The records below must be retyped exactly.

begin Data section

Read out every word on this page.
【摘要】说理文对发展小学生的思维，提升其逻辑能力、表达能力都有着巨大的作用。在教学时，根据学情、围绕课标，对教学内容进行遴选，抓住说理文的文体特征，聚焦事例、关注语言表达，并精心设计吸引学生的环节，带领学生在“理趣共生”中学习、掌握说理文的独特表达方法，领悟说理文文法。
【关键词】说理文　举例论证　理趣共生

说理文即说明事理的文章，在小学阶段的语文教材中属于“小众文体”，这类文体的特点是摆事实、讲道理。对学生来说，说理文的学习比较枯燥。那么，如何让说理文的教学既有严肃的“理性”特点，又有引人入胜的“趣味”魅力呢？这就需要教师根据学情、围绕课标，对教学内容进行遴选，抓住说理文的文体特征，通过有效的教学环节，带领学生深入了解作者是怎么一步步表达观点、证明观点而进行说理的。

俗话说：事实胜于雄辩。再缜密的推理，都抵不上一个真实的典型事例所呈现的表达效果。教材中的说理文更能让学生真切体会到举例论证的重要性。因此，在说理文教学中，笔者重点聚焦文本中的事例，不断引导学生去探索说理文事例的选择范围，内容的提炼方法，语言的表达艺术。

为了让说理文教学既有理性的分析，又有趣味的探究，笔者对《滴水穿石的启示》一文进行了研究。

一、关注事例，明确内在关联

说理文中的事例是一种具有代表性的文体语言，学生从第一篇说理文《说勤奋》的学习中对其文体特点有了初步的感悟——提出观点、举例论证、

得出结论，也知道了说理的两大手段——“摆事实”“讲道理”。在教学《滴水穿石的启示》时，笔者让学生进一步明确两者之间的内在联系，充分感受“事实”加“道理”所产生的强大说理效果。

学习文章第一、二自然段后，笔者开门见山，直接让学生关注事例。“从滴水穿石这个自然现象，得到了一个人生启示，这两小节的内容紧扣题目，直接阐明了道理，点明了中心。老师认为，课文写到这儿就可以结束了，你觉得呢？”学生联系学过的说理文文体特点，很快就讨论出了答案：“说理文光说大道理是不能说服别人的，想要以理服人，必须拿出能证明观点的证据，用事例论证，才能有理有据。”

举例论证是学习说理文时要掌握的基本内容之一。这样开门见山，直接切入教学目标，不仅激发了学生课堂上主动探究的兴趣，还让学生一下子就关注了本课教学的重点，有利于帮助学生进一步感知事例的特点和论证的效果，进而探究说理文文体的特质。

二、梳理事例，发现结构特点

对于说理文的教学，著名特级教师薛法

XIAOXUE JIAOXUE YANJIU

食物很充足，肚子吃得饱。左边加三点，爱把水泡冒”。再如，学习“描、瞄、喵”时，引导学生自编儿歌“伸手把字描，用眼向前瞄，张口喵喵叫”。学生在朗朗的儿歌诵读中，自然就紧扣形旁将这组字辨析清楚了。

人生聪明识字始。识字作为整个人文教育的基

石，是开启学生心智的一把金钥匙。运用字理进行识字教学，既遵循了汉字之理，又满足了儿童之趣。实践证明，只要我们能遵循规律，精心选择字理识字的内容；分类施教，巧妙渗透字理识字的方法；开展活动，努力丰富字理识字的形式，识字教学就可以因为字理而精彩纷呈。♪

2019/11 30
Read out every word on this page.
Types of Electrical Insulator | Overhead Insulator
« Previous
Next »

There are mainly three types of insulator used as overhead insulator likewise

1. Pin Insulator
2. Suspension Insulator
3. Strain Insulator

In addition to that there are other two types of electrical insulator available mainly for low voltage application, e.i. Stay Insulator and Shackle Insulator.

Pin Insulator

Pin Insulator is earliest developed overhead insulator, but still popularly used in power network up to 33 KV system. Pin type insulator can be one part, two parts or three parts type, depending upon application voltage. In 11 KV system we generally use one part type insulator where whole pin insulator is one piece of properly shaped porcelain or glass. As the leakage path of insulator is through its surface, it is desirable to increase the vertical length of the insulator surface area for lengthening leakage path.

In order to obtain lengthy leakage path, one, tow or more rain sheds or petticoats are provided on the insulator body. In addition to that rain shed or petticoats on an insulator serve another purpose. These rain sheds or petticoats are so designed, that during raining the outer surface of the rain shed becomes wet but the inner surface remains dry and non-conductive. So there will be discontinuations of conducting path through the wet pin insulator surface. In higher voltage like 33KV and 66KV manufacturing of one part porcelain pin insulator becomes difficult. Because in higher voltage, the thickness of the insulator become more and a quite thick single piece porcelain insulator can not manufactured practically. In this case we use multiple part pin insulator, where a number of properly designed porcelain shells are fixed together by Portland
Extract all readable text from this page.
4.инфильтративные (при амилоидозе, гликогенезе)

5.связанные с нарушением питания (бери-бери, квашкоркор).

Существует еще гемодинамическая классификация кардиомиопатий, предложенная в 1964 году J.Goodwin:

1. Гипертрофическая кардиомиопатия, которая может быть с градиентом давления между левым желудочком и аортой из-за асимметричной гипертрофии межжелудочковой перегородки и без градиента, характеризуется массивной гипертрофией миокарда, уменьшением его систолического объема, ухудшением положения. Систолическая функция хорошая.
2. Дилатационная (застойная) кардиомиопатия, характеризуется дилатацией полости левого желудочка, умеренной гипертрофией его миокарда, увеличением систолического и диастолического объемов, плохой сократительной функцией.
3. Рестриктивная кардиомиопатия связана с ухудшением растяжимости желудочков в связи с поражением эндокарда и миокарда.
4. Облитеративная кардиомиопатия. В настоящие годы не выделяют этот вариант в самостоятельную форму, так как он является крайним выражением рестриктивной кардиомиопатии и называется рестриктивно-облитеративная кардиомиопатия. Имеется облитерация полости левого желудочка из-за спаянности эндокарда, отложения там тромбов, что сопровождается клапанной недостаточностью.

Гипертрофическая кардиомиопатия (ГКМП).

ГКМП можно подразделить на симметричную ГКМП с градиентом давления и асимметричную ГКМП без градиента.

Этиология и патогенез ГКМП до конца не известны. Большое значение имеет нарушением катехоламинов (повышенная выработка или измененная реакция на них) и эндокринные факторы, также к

end Data section

◆ Complete answer:
Read out every word on this page.
【摘要】说理文对发展小学生的思维，提升其逻辑能力、表达能力都有着巨大的作用。在教学时，根据学情、围绕课标，对教学内容进行遴选，抓住说理文的文体特征，聚焦事例、关注语言表达，并精心设计吸引学生的环节，带领学生在“理趣共生”中学习、掌握说理文的独特表达方法，领悟说理文文法。
【关键词】说理文　举例论证　理趣共生

说理文即说明事理的文章，在小学阶段的语文教材中属于“小众文体”，这类文体的特点是摆事实、讲道理。对学生来说，说理文的学习比较枯燥。那么，如何让说理文的教学既有严肃的“理性”特点，又有引人入胜的“趣味”魅力呢？这就需要教师根据学情、围绕课标，对教学内容进行遴选，抓住说理文的文体特征，通过有效的教学环节，带领学生深入了解作者是怎么一步步表达观点、证明观点而进行说理的。

俗话说：事实胜于雄辩。再缜密的推理，都抵不上一个真实的典型事例所呈现的表达效果。教材中的说理文更能让学生真切体会到举例论证的重要性。因此，在说理文教学中，笔者重点聚焦文本中的事例，不断引导学生去探索说理文事例的选择范围，内容的提炼方法，语言的表达艺术。

为了让说理文教学既有理性的分析，又有趣味的探究，笔者对《滴水穿石的启示》一文进行了研究。

一、关注事例，明确内在关联

说理文中的事例是一种具有代表性的文体语言，学生从第一篇说理文《说勤奋》的学习中对其文体特点有了初步的感悟——提出观点、举例论证、

得出结论，也知道了说理的两大手段——“摆事实”“讲道理”。在教学《滴水穿石的启示》时，笔者让学生进一步明确两者之间的内在联系，充分感受“事实”加“道理”所产生的强大说理效果。

学习文章第一、二自然段后，笔者开门见山，直接让学生关注事例。“从滴水穿石这个自然现象，得到了一个人生启示，这两小节的内容紧扣题目，直接阐明了道理，点明了中心。老师认为，课文写到这儿就可以结束了，你觉得呢？”学生联系学过的说理文文体特点，很快就讨论出了答案：“说理文光说大道理是不能说服别人的，想要以理服人，必须拿出能证明观点的证据，用事例论证，才能有理有据。”

举例论证是学习说理文时要掌握的基本内容之一。这样开门见山，直接切入教学目标，不仅激发了学生课堂上主动探究的兴趣，还让学生一下子就关注了本课教学的重点，有利于帮助学生进一步感知事例的特点和论证的效果，进而探究说理文文体的特质。

二、梳理事例，发现结构特点

对于说理文的教学，著名特级教师薛法

XIAOXUE JIAOXUE YANJIU

食物很充足，肚子吃得饱。左边加三点，爱把水泡冒”。再如，学习“描、瞄、喵”时，引导学生自编儿歌“伸手把字描，用眼向前瞄，张口喵喵叫”。学生在朗朗的儿歌诵读中，自然就紧扣形旁将这组字辨析清楚了。

人生聪明识字始。识字作为整个人文教育的基

石，是开启学生心智的一把金钥匙。运用字理进行识字教学，既遵循了汉字之理，又满足了儿童之趣。实践证明，只要我们能遵循规律，精心选择字理识字的内容；分类施教，巧妙渗透字理识字的方法；开展活动，努力丰富字理识字的形式，识字教学就可以因为字理而精彩纷呈。♪

2019/11 30
Read out every word on this page.
Types of Electrical Insulator | Overhead Insulator
« Previous
Next »

There are mainly three types of insulator used as overhead insulator likewise

1. Pin Insulator
2. Suspension Insulator
3. Strain Insulator

In addition to that there are other two types of electrical insulator available mainly for low voltage application, e.i. Stay Insulator and Shackle Insulator.

Pin Insulator

Pin Insulator is earliest developed overhead insulator, but still popularly used in power network up to 33 KV system. Pin type insulator can be one part, two parts or three parts type, depending upon application voltage. In 11 KV system we generally use one part type insulator where whole pin insulator is one piece of properly shaped porcelain or glass. As the leakage path of insulator is through its surface, it is desirable to increase the vertical length of the insulator surface area for lengthening leakage path.

In order to obtain lengthy leakage path, one, tow or more rain sheds or petticoats are provided on the insulator body. In addition to that rain shed or petticoats on an insulator serve another purpose. These rain sheds or petticoats are so designed, that during raining the outer surface of the rain shed becomes wet but the inner surface remains dry and non-conductive. So there will be discontinuations of conducting path through the wet pin insulator surface. In higher voltage like 33KV and 66KV manufacturing of one part porcelain pin insulator becomes difficult. Because in higher voltage, the thickness of the insulator become more and a quite thick single piece porcelain insulator can not manufactured practically. In this case we use multiple part pin insulator, where a number of properly designed porcelain shells are fixed together by Portland
Extract all readable text from this page.
4.инфильтративные (при амилоидозе, гликогенезе)

5.связанные с нарушением питания (бери-бери, квашкоркор).

Существует еще гемодинамическая классификация кардиомиопатий, предложенная в 1964 году J.Goodwin:

1. Гипертрофическая кардиомиопатия, которая может быть с градиентом давления между левым желудочком и аортой из-за асимметричной гипертрофии межжелудочковой перегородки и без градиента, характеризуется массивной гипертрофией миокарда, уменьшением его систолического объема, ухудшением положения. Систолическая функция хорошая.
2. Дилатационная (застойная) кардиомиопатия, характеризуется дилатацией полости левого желудочка, умеренной гипертрофией его миокарда, увеличением систолического и диастолического объемов, плохой сократительной функцией.
3. Рестриктивная кардиомиопатия связана с ухудшением растяжимости желудочков в связи с поражением эндокарда и миокарда.
4. Облитеративная кардиомиопатия. В настоящие годы не выделяют этот вариант в самостоятельную форму, так как он является крайним выражением рестриктивной кардиомиопатии и называется рестриктивно-облитеративная кардиомиопатия. Имеется облитерация полости левого желудочка из-за спаянности эндокарда, отложения там тромбов, что сопровождается клапанной недостаточностью.

Гипертрофическая кардиомиопатия (ГКМП).

ГКМП можно подразделить на симметричную ГКМП с градиентом давления и асимметричную ГКМП без градиента.

Этиология и патогенез ГКМП до конца не известны. Большое значение имеет нарушением катехоламинов (повышенная выработка или измененная реакция на них) и эндокринные факторы, также к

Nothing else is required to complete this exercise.